Required task: Reproduce the full listing below unchanged, apart from the pictures.

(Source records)
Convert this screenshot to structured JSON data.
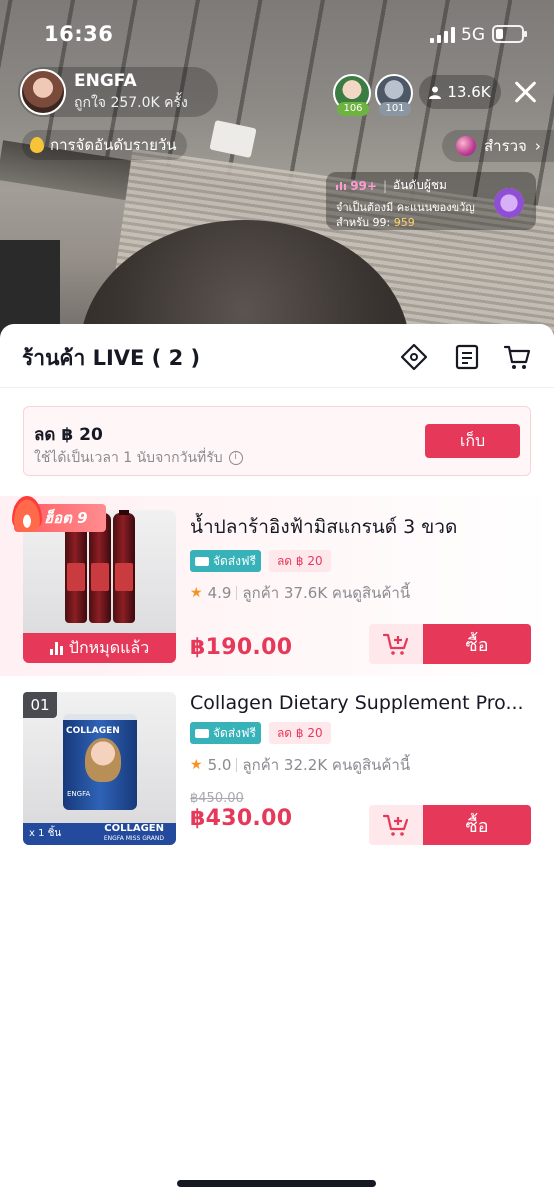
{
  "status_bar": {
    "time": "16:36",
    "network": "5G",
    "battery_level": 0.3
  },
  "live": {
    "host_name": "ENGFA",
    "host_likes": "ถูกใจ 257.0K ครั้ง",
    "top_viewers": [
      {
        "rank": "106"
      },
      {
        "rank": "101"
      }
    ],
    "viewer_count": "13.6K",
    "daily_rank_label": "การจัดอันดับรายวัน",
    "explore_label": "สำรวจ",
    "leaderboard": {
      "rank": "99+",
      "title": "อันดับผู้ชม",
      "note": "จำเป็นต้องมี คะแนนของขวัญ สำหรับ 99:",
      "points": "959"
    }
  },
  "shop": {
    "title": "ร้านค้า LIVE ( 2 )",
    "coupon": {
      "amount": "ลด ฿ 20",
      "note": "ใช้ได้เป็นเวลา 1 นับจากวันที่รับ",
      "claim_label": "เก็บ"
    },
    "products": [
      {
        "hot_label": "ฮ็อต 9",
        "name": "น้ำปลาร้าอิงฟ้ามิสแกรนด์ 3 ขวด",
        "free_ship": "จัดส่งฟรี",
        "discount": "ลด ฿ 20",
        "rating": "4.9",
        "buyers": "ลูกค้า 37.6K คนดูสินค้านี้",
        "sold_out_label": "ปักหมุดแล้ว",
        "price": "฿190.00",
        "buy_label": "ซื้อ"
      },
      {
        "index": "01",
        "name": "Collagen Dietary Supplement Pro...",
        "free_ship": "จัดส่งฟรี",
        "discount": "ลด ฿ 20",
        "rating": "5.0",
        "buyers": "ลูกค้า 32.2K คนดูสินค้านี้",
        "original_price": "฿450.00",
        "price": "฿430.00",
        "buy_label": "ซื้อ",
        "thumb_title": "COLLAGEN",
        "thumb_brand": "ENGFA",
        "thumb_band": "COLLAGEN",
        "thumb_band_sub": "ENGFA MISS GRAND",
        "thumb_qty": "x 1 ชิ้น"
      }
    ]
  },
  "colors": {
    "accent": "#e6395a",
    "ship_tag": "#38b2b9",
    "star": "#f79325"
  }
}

Full solution:
Convert this screenshot to structured JSON data.
{
  "status_bar": {
    "time": "16:36",
    "network": "5G",
    "battery_level": 0.3
  },
  "live": {
    "host_name": "ENGFA",
    "host_likes": "ถูกใจ 257.0K ครั้ง",
    "top_viewers": [
      {
        "rank": "106"
      },
      {
        "rank": "101"
      }
    ],
    "viewer_count": "13.6K",
    "daily_rank_label": "การจัดอันดับรายวัน",
    "explore_label": "สำรวจ",
    "leaderboard": {
      "rank": "99+",
      "title": "อันดับผู้ชม",
      "note": "จำเป็นต้องมี คะแนนของขวัญ สำหรับ 99:",
      "points": "959"
    }
  },
  "shop": {
    "title": "ร้านค้า LIVE ( 2 )",
    "coupon": {
      "amount": "ลด ฿ 20",
      "note": "ใช้ได้เป็นเวลา 1 นับจากวันที่รับ",
      "claim_label": "เก็บ"
    },
    "products": [
      {
        "hot_label": "ฮ็อต 9",
        "name": "น้ำปลาร้าอิงฟ้ามิสแกรนด์ 3 ขวด",
        "free_ship": "จัดส่งฟรี",
        "discount": "ลด ฿ 20",
        "rating": "4.9",
        "buyers": "ลูกค้า 37.6K คนดูสินค้านี้",
        "sold_out_label": "ปักหมุดแล้ว",
        "price": "฿190.00",
        "buy_label": "ซื้อ"
      },
      {
        "index": "01",
        "name": "Collagen Dietary Supplement Pro...",
        "free_ship": "จัดส่งฟรี",
        "discount": "ลด ฿ 20",
        "rating": "5.0",
        "buyers": "ลูกค้า 32.2K คนดูสินค้านี้",
        "original_price": "฿450.00",
        "price": "฿430.00",
        "buy_label": "ซื้อ",
        "thumb_title": "COLLAGEN",
        "thumb_brand": "ENGFA",
        "thumb_band": "COLLAGEN",
        "thumb_band_sub": "ENGFA MISS GRAND",
        "thumb_qty": "x 1 ชิ้น"
      }
    ]
  },
  "colors": {
    "accent": "#e6395a",
    "ship_tag": "#38b2b9",
    "star": "#f79325"
  }
}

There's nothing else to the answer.